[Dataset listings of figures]

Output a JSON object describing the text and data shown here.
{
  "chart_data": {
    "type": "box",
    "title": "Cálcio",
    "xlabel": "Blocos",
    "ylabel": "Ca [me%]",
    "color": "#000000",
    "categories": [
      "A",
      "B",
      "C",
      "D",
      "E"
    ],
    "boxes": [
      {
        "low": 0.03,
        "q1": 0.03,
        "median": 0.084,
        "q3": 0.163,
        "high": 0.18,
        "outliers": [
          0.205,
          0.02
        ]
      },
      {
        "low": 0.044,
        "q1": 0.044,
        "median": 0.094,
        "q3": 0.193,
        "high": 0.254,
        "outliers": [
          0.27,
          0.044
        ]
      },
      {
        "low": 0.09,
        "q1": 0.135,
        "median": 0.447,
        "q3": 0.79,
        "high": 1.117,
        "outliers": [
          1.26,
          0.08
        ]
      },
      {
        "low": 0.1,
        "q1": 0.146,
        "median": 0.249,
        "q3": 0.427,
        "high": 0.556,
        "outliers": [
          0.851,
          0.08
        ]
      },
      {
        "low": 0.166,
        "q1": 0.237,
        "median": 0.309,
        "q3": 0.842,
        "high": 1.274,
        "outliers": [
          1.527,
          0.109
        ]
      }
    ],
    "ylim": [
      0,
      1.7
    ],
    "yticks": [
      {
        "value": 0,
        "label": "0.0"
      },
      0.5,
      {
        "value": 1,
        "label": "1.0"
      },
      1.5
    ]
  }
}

- _Do this_
Collect each line holding the string "median".

- _Written response_
        "median": 0.084,
        "median": 0.094,
        "median": 0.447,
        "median": 0.249,
        "median": 0.309,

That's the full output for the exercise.